The task:
Below is a listing to write out in full, exactly as given, without its pictures.

[start]

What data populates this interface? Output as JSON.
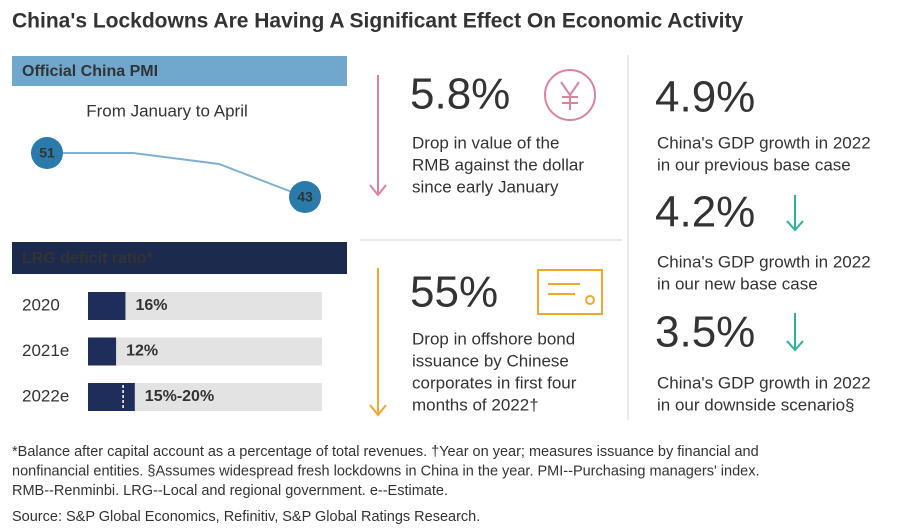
{
  "title": "China's Lockdowns Are Having A Significant Effect On Economic Activity",
  "chart_data": [
    {
      "type": "line",
      "title": "Official China PMI",
      "subtitle": "From January to April",
      "values": [
        51,
        51,
        49,
        43
      ],
      "color": "#7fb0d2",
      "marker_color": "#2a7bab",
      "header_color": "#6fa8cc"
    },
    {
      "type": "bar",
      "title": "LRG deficit ratio*",
      "categories": [
        "2020",
        "2021e",
        "2022e"
      ],
      "values": [
        16,
        12,
        20
      ],
      "range_low": [
        null,
        null,
        15
      ],
      "value_labels": [
        "16%",
        "12%",
        "15%-20%"
      ],
      "xlim": [
        0,
        100
      ],
      "color": "#1f2d5a",
      "track_color": "#e3e3e3",
      "header_color": "#1c2a4e"
    }
  ],
  "stats": [
    {
      "value": "5.8%",
      "color": "#d9849a",
      "description": [
        "Drop in value of the",
        "RMB against the dollar",
        "since early January"
      ]
    },
    {
      "value": "55%",
      "color": "#f0a830",
      "description": [
        "Drop in offshore bond",
        "issuance by Chinese",
        "corporates in first four",
        "months of 2022†"
      ]
    },
    {
      "value": "4.9%",
      "color": "#2bb39a",
      "description": [
        "China's GDP growth in 2022",
        "in our previous base case"
      ]
    },
    {
      "value": "4.2%",
      "color": "#2bb39a",
      "description": [
        "China's GDP growth in 2022",
        "in our new base case"
      ]
    },
    {
      "value": "3.5%",
      "color": "#2bb39a",
      "description": [
        "China's GDP growth in 2022",
        "in our downside scenario§"
      ]
    }
  ],
  "footnote": [
    "*Balance after capital account as a percentage of total revenues. †Year on year; measures issuance by financial and",
    "nonfinancial entities. §Assumes widespread fresh lockdowns in China in the year. PMI--Purchasing managers' index.",
    "RMB--Renminbi. LRG--Local and regional government. e--Estimate."
  ],
  "source": "Source: S&P Global Economics, Refinitiv, S&P Global Ratings Research."
}
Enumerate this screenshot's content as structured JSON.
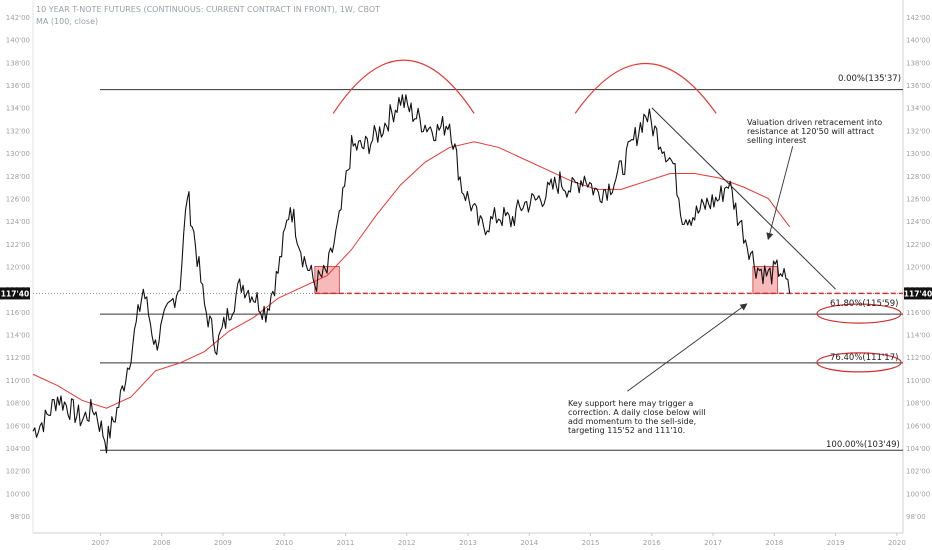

[end]

Written solution:
What data populates this interface? Output as JSON.
{
  "title": "China's Lockdowns Are Having A Significant Effect On Economic Activity",
  "chart_data": [
    {
      "type": "line",
      "title": "Official China PMI",
      "subtitle": "From January to April",
      "values": [
        51,
        51,
        49,
        43
      ],
      "color": "#7fb0d2",
      "marker_color": "#2a7bab",
      "header_color": "#6fa8cc"
    },
    {
      "type": "bar",
      "title": "LRG deficit ratio*",
      "categories": [
        "2020",
        "2021e",
        "2022e"
      ],
      "values": [
        16,
        12,
        20
      ],
      "range_low": [
        null,
        null,
        15
      ],
      "value_labels": [
        "16%",
        "12%",
        "15%-20%"
      ],
      "xlim": [
        0,
        100
      ],
      "color": "#1f2d5a",
      "track_color": "#e3e3e3",
      "header_color": "#1c2a4e"
    }
  ],
  "stats": [
    {
      "value": "5.8%",
      "color": "#d9849a",
      "description": [
        "Drop in value of the",
        "RMB against the dollar",
        "since early January"
      ]
    },
    {
      "value": "55%",
      "color": "#f0a830",
      "description": [
        "Drop in offshore bond",
        "issuance by Chinese",
        "corporates in first four",
        "months of 2022†"
      ]
    },
    {
      "value": "4.9%",
      "color": "#2bb39a",
      "description": [
        "China's GDP growth in 2022",
        "in our previous base case"
      ]
    },
    {
      "value": "4.2%",
      "color": "#2bb39a",
      "description": [
        "China's GDP growth in 2022",
        "in our new base case"
      ]
    },
    {
      "value": "3.5%",
      "color": "#2bb39a",
      "description": [
        "China's GDP growth in 2022",
        "in our downside scenario§"
      ]
    }
  ],
  "footnote": [
    "*Balance after capital account as a percentage of total revenues. †Year on year; measures issuance by financial and",
    "nonfinancial entities. §Assumes widespread fresh lockdowns in China in the year. PMI--Purchasing managers' index.",
    "RMB--Renminbi. LRG--Local and regional government. e--Estimate."
  ],
  "source": "Source: S&P Global Economics, Refinitiv, S&P Global Ratings Research."
}
Enumerate this screenshot's content as structured JSON.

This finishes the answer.